What this task involves:
Look through the entries and report how many lines include the word "rmorris". Give the number alone.

Material:
** BEGIN **
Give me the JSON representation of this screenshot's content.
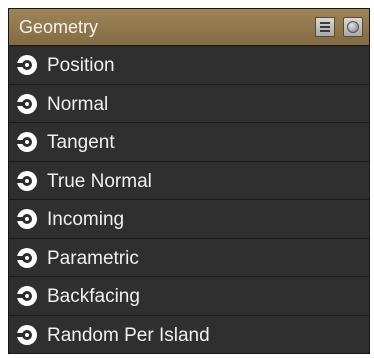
{
  "node": {
    "title": "Geometry",
    "header_buttons": [
      {
        "icon": "list-icon"
      },
      {
        "icon": "sphere-preview-icon"
      }
    ],
    "colors": {
      "header": "#927850",
      "body": "#2b2b2b",
      "socket": "#ffffff",
      "text": "#f0f0f0"
    },
    "outputs": [
      {
        "label": "Position"
      },
      {
        "label": "Normal"
      },
      {
        "label": "Tangent"
      },
      {
        "label": "True Normal"
      },
      {
        "label": "Incoming"
      },
      {
        "label": "Parametric"
      },
      {
        "label": "Backfacing"
      },
      {
        "label": "Random Per Island"
      }
    ]
  }
}
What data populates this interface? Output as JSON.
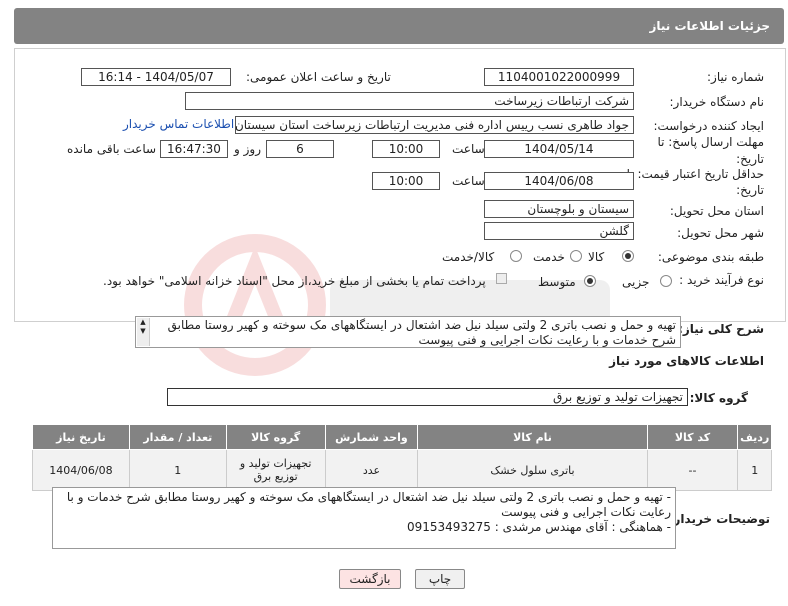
{
  "header": {
    "title": "جزئیات اطلاعات نیاز"
  },
  "form": {
    "need_number_label": "شماره نیاز:",
    "need_number": "1104001022000999",
    "announce_label": "تاریخ و ساعت اعلان عمومی:",
    "announce_value": "1404/05/07 - 16:14",
    "buyer_org_label": "نام دستگاه خریدار:",
    "buyer_org": "شرکت ارتباطات زیرساخت",
    "creator_label": "ایجاد کننده درخواست:",
    "creator": "جواد طاهری نسب رییس اداره فنی مدیریت ارتباطات زیرساخت استان سیستان و",
    "contact_link": "اطلاعات تماس خریدار",
    "reply_deadline_label": "مهلت ارسال پاسخ: تا تاریخ:",
    "reply_date": "1404/05/14",
    "time_label": "ساعت",
    "reply_time": "10:00",
    "days": "6",
    "days_label": "روز و",
    "remaining_time": "16:47:30",
    "remaining_label": "ساعت باقی مانده",
    "price_deadline_label": "حداقل تاریخ اعتبار قیمت: تا تاریخ:",
    "price_date": "1404/06/08",
    "price_time": "10:00",
    "province_label": "استان محل تحویل:",
    "province": "سیستان و بلوچستان",
    "city_label": "شهر محل تحویل:",
    "city": "گلشن",
    "category_label": "طبقه بندی موضوعی:",
    "category_options": [
      "کالا",
      "خدمت",
      "کالا/خدمت"
    ],
    "process_label": "نوع فرآیند خرید :",
    "process_options": [
      "جزیی",
      "متوسط"
    ],
    "payment_note": "پرداخت تمام یا بخشی از مبلغ خرید،از محل \"اسناد خزانه اسلامی\" خواهد بود.",
    "description_label": "شرح کلی نیاز:",
    "description": "تهیه و حمل و نصب باتری 2 ولتی سیلد نیل ضد اشتعال در ایستگاههای مک سوخته و کهیر روستا مطابق شرح خدمات و با رعایت نکات اجرایی و فنی پیوست"
  },
  "goods": {
    "section_title": "اطلاعات کالاهای مورد نیاز",
    "group_label": "گروه کالا:",
    "group_value": "تجهیزات تولید و توزیع برق",
    "columns": [
      "ردیف",
      "کد کالا",
      "نام کالا",
      "واحد شمارش",
      "گروه کالا",
      "تعداد / مقدار",
      "تاریخ نیاز"
    ],
    "rows": [
      [
        "1",
        "--",
        "باتری سلول خشک",
        "عدد",
        "تجهیزات تولید و توزیع برق",
        "1",
        "1404/06/08"
      ]
    ]
  },
  "buyer_notes": {
    "label": "توضیحات خریدار:",
    "line1": "- تهیه و حمل و نصب باتری 2 ولتی سیلد نیل ضد اشتعال در ایستگاههای مک سوخته و کهیر روستا مطابق شرح خدمات و با",
    "line2": "رعایت نکات اجرایی و فنی پیوست",
    "line3": "- هماهنگی : آقای مهندس مرشدی : 09153493275"
  },
  "buttons": {
    "print": "چاپ",
    "back": "بازگشت"
  },
  "colors": {
    "header_bg": "#838383",
    "link": "#1b4fb0",
    "back_button_bg": "#fde3e3"
  }
}
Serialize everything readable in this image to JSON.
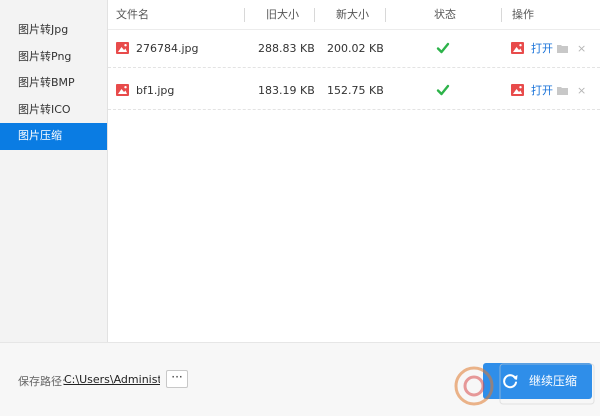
{
  "sidebar": {
    "items": [
      {
        "label": "图片转Jpg"
      },
      {
        "label": "图片转Png"
      },
      {
        "label": "图片转BMP"
      },
      {
        "label": "图片转ICO"
      },
      {
        "label": "图片压缩",
        "active": true
      }
    ]
  },
  "table": {
    "headers": {
      "filename": "文件名",
      "old_size": "旧大小",
      "new_size": "新大小",
      "status": "状态",
      "action": "操作"
    },
    "rows": [
      {
        "filename": "276784.jpg",
        "old_size": "288.83 KB",
        "new_size": "200.02 KB",
        "status": "success",
        "open_label": "打开",
        "close_label": "×"
      },
      {
        "filename": "bf1.jpg",
        "old_size": "183.19 KB",
        "new_size": "152.75 KB",
        "status": "success",
        "open_label": "打开",
        "close_label": "×"
      }
    ]
  },
  "footer": {
    "save_label": "保存路径:",
    "save_path": "C:\\Users\\Administrat",
    "more_label": "···",
    "compress_label": "继续压缩"
  },
  "colors": {
    "accent": "#0a7ce3",
    "button": "#2f8ee9",
    "file_icon": "#e84b4b",
    "check": "#2db34a",
    "link": "#1a73d9"
  },
  "icons": {
    "file": "image-file-icon",
    "status": "check-icon",
    "action_image": "image-icon",
    "folder": "folder-icon",
    "close": "close-icon",
    "compress": "refresh-icon"
  }
}
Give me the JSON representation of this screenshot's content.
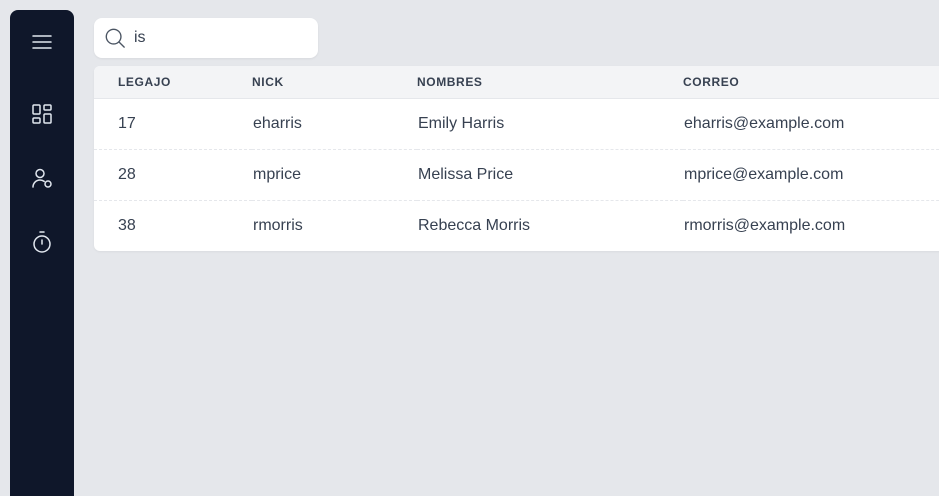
{
  "sidebar": {
    "items": [
      {
        "icon": "menu-icon"
      },
      {
        "icon": "dashboard-icon"
      },
      {
        "icon": "users-icon"
      },
      {
        "icon": "timer-icon"
      }
    ]
  },
  "search": {
    "value": "is",
    "icon": "search-icon"
  },
  "table": {
    "headers": [
      "LEGAJO",
      "NICK",
      "NOMBRES",
      "CORREO"
    ],
    "rows": [
      {
        "legajo": "17",
        "nick": "eharris",
        "nombres": "Emily Harris",
        "correo": "eharris@example.com"
      },
      {
        "legajo": "28",
        "nick": "mprice",
        "nombres": "Melissa Price",
        "correo": "mprice@example.com"
      },
      {
        "legajo": "38",
        "nick": "rmorris",
        "nombres": "Rebecca Morris",
        "correo": "rmorris@example.com"
      }
    ]
  }
}
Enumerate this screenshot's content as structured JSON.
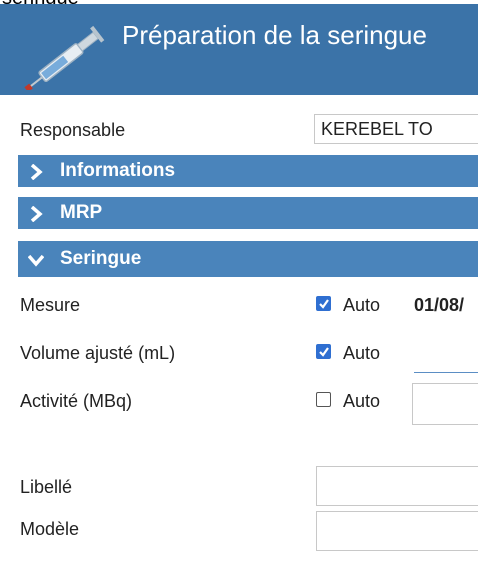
{
  "crop_text": "seringue",
  "header": {
    "title": "Préparation de la seringue",
    "icon": "syringe-icon"
  },
  "responsable": {
    "label": "Responsable",
    "value": "KEREBEL TO"
  },
  "sections": [
    {
      "label": "Informations",
      "expanded": false
    },
    {
      "label": "MRP",
      "expanded": false
    },
    {
      "label": "Seringue",
      "expanded": true
    }
  ],
  "seringue": {
    "mesure": {
      "label": "Mesure",
      "auto_checked": true,
      "auto_label": "Auto",
      "value": "01/08/"
    },
    "volume": {
      "label": "Volume ajusté (mL)",
      "auto_checked": true,
      "auto_label": "Auto",
      "value": ""
    },
    "activite": {
      "label": "Activité (MBq)",
      "auto_checked": false,
      "auto_label": "Auto",
      "value": ""
    }
  },
  "libelle": {
    "label": "Libellé",
    "value": ""
  },
  "modele": {
    "label": "Modèle",
    "value": ""
  },
  "colors": {
    "header_bg": "#3b73a8",
    "section_bg": "#4a84bb",
    "checkbox": "#2f6fd1"
  }
}
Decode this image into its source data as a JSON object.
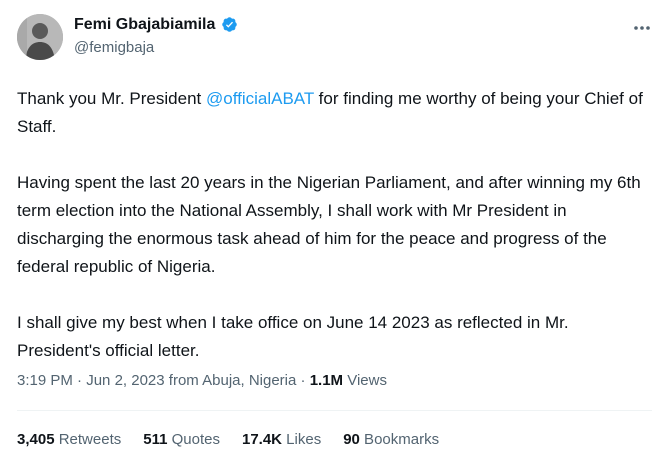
{
  "author": {
    "display_name": "Femi Gbajabiamila",
    "handle": "@femigbaja",
    "verified": true,
    "avatar_icon": "profile-photo"
  },
  "more_icon": "ellipsis-horizontal-icon",
  "tweet": {
    "p1_before": "Thank you Mr. President ",
    "p1_mention": "@officialABAT",
    "p1_after": " for finding me worthy of being your Chief of Staff.",
    "p2": "Having spent the last 20 years in the Nigerian Parliament, and after winning my 6th term election into the National Assembly, I shall work with Mr President in discharging the enormous task ahead of him for the peace and progress of the federal republic of Nigeria.",
    "p3": "I shall give my best when I take office on June 14 2023 as reflected in Mr. President's official letter."
  },
  "meta": {
    "time": "3:19 PM",
    "sep1": " · ",
    "date": "Jun 2, 2023",
    "location": " from Abuja, Nigeria",
    "sep2": " · ",
    "views_count": "1.1M",
    "views_label": " Views"
  },
  "stats": {
    "retweets_count": "3,405",
    "retweets_label": " Retweets",
    "quotes_count": "511",
    "quotes_label": " Quotes",
    "likes_count": "17.4K",
    "likes_label": " Likes",
    "bookmarks_count": "90",
    "bookmarks_label": " Bookmarks"
  },
  "colors": {
    "accent": "#1d9bf0",
    "text": "#0f1419",
    "secondary": "#536471",
    "divider": "#eff3f4"
  }
}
** END **
Result below:
2